**ИСХОДНЫЙ ТЕКСТ**:
Да, но разве вообще возможно распоряжаться чужими чувствами? Разве возможно проникнуть в душу своего ненавистника и погасить или преобразить его ненависть? И если возможно, то как приступить к этому? И где взять для этого достаточную силу и духовное искусство?..
Когда я встречаюсь в жизни с настоящей ненавистью ко мне, то во мне просыпается прежде всего чувство большого несчастья, потом огорчение и ощущение своего бессилия, а вслед за тем я испытываю настойчивое желание уйти от своего ненавистника, исчезнуть с его глаз, никогда больше с ним не встречаться и ничего о нем не знать. Если это удается, то я быстро успокаиваюсь, но потом скоро замечаю, что в душе осталась какая-то удрученность и тяжесть, ибо черные лучи его ненависти все-таки настигают меня, проникая ко мне через общее эфирное пространство. Тогда я начинаю невольно вчувствоваться в его ненавидящую душу и вижу себя в ее черных лучах – их объектом и жертвой. Это ощущение трудно выдерживать подолгу. Его ненависть есть не только его несчастье, но и мое, подобно тому как несчастная любовь составляет несчастье не только любящего, но и любимого. От его ненависти страдает не только он, ненавидящий, но и я – ненавидимый. Он уже унижен своим состоянием, его человеческое достоинство уже пострадало от его ненависти; теперь это унижение должно захватить и меня. На это я не могу дать согласия. Я должен взяться за это дело, выяснить его, преодолеть его и постараться преобразить и облагородить эту больную страсть. В духовном эфире мира образовалась рана; надо исцелить и зарастить ее.

**ИСХОДНЫЕ ДАННЫЕ**:

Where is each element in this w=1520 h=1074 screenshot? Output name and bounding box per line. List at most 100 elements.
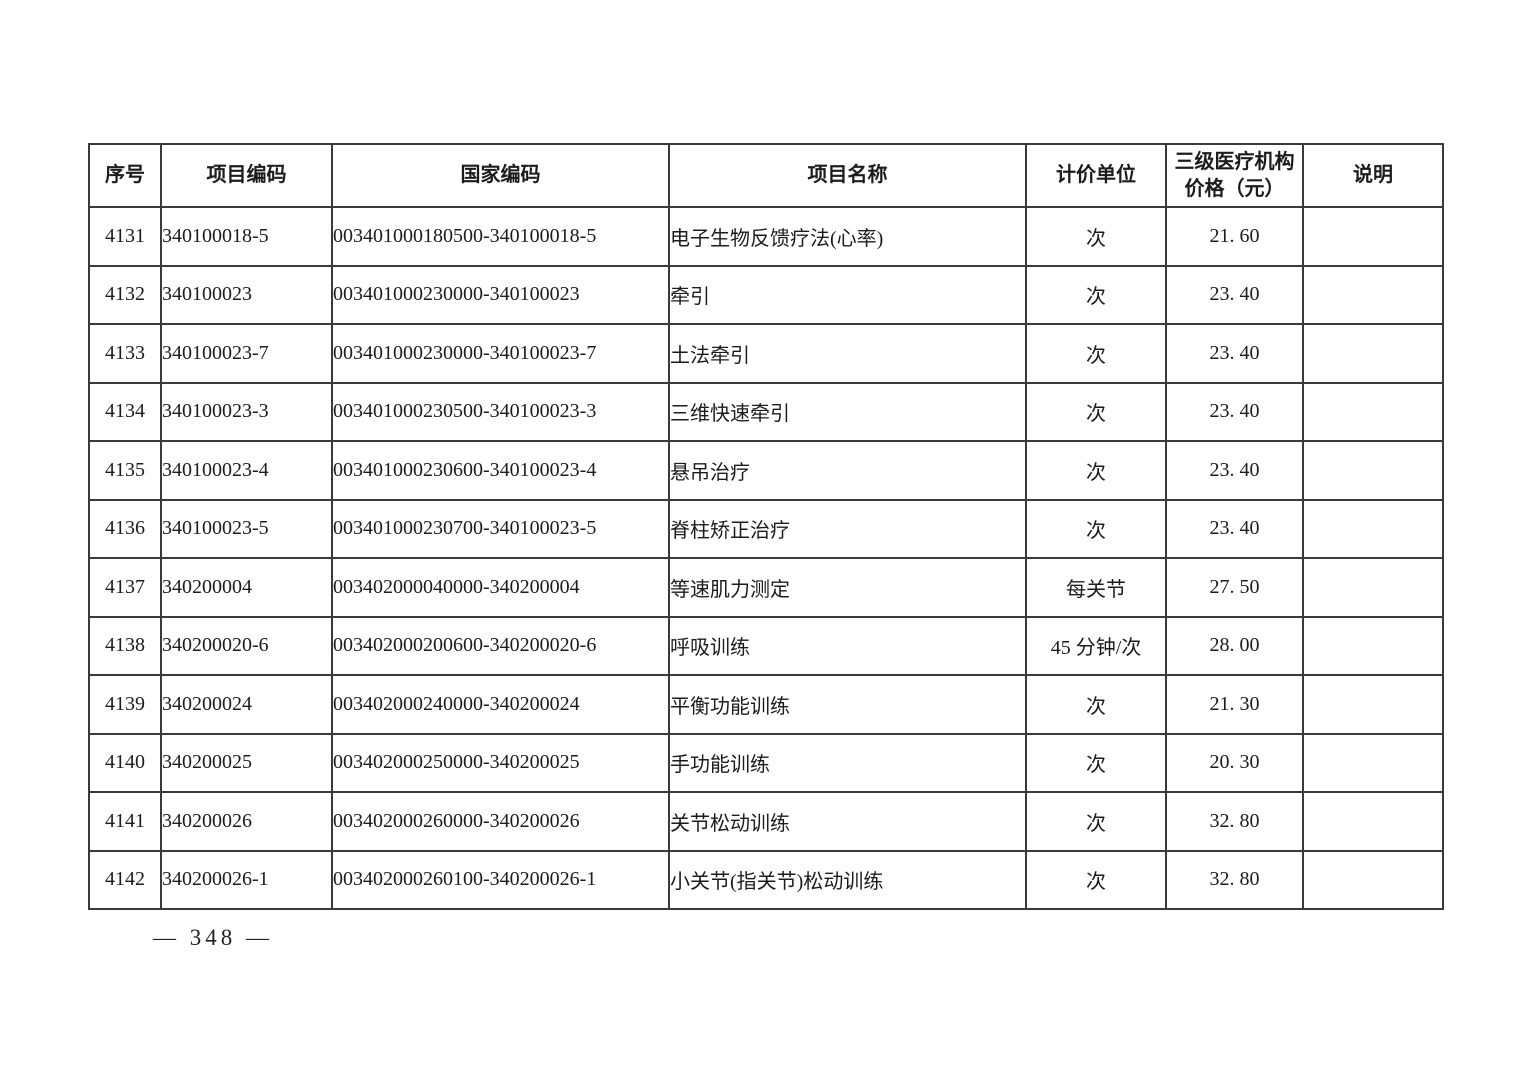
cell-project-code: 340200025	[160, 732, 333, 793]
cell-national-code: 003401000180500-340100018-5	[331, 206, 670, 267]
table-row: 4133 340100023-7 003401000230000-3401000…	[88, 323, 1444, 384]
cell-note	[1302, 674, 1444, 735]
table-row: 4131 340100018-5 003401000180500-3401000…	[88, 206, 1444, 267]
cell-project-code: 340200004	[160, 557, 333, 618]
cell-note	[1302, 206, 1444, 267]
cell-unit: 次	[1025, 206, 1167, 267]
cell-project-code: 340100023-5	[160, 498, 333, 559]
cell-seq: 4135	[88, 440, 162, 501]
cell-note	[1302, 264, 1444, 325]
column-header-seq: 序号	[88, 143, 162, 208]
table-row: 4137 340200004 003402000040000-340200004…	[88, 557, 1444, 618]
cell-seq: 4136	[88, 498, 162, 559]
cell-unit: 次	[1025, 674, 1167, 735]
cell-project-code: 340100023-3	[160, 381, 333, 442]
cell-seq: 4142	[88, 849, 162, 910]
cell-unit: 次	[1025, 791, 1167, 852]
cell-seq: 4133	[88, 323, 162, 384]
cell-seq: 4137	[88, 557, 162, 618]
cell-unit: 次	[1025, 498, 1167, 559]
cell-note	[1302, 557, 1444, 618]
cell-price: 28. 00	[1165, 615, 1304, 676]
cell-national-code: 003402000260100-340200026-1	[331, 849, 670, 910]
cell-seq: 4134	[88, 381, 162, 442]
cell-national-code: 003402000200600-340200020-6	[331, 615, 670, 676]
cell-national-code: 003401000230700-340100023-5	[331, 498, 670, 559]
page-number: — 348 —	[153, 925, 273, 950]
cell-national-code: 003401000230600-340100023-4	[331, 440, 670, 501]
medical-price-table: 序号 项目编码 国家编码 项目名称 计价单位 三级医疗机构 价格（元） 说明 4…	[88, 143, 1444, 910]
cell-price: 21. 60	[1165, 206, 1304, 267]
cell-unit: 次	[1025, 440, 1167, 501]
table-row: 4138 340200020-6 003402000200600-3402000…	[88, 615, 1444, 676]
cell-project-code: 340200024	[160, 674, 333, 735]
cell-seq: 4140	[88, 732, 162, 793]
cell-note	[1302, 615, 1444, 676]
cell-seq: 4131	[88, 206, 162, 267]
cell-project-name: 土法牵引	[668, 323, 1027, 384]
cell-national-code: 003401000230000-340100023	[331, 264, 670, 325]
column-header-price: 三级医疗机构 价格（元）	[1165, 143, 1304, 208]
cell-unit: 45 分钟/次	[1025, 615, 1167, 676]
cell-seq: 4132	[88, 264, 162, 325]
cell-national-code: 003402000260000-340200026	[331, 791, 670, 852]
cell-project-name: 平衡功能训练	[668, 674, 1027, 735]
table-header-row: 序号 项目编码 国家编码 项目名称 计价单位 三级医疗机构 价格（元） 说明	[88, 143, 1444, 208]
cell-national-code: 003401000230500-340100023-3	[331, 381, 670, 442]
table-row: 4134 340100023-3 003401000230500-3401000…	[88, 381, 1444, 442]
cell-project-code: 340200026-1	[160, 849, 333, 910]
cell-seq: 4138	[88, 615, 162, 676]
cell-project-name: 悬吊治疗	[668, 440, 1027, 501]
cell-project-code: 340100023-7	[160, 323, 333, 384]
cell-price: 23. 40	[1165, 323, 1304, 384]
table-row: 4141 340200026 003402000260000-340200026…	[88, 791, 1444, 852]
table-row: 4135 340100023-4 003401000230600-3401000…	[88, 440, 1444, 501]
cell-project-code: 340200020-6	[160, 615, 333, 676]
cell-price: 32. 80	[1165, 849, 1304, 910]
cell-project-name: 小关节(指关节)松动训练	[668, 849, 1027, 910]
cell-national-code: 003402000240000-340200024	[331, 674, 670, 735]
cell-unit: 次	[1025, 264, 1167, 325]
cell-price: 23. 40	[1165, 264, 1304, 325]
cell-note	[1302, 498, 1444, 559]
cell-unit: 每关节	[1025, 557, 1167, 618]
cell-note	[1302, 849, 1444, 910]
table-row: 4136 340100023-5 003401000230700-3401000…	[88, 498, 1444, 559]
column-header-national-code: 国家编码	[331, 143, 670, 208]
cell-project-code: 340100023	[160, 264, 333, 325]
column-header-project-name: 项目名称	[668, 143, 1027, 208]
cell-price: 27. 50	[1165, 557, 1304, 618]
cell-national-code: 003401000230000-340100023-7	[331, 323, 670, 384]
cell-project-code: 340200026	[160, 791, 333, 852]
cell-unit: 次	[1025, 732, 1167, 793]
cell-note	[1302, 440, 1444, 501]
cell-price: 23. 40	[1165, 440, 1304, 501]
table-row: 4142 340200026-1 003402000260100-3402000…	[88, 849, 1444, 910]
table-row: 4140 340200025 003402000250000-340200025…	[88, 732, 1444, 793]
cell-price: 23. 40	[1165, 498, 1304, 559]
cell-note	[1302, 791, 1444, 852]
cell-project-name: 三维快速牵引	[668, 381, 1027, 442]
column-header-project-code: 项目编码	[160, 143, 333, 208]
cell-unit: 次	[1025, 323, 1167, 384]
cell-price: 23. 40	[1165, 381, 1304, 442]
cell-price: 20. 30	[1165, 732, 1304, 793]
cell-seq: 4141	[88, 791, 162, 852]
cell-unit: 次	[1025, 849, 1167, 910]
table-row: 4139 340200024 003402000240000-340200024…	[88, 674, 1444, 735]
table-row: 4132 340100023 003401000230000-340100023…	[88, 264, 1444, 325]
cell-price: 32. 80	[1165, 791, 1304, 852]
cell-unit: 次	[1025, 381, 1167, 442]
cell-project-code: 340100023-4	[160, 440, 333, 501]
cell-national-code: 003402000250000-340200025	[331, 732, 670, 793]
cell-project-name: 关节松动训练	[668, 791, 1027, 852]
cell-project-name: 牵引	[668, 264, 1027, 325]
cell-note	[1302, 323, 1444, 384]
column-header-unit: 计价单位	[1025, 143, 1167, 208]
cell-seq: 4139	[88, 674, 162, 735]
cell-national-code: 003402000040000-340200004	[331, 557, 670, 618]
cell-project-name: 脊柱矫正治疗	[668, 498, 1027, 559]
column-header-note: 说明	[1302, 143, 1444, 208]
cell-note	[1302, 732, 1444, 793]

**СПИСОК ЗАДАНИЙ**:
a: С чем в тексте о ненависти сравнивается ненависть, от которой страдает не только ненавидящий, но и ненавидимый?
b: Пожалуйста, преобразуйте строки записей от строки с «732, 333, 793]» до строки с «143, 162, 208]» включительно в JSON-список строк: каждая строка записей становится отдельной строкой списка, пустые строки пропускаются.
Текст о ненависти никак не связан с записями.

**ОТВЕТЫ ПО ПОРЯДКУ**:
a: С несчастной любовью, которая составляет несчастье не только любящего, но и любимого.

b:
[
  "cell-project-code: 340200025\t[160, 732, 333, 793]",
  "cell-national-code: 003401000180500-340100018-5\t[331, 206, 670, 267]",
  "table-row: 4133 340100023-7 003401000230000-3401000…\t[88, 323, 1444, 384]",
  "cell-note\t[1302, 674, 1444, 735]",
  "table-row: 4131 340100018-5 003401000180500-3401000…\t[88, 206, 1444, 267]",
  "cell-project-code: 340200004\t[160, 557, 333, 618]",
  "cell-note\t[1302, 206, 1444, 267]",
  "cell-unit: 次\t[1025, 206, 1167, 267]",
  "cell-project-code: 340100023-5\t[160, 498, 333, 559]",
  "cell-seq: 4135\t[88, 440, 162, 501]",
  "cell-note\t[1302, 264, 1444, 325]",
  "column-header-seq: 序号\t[88, 143, 162, 208]"
]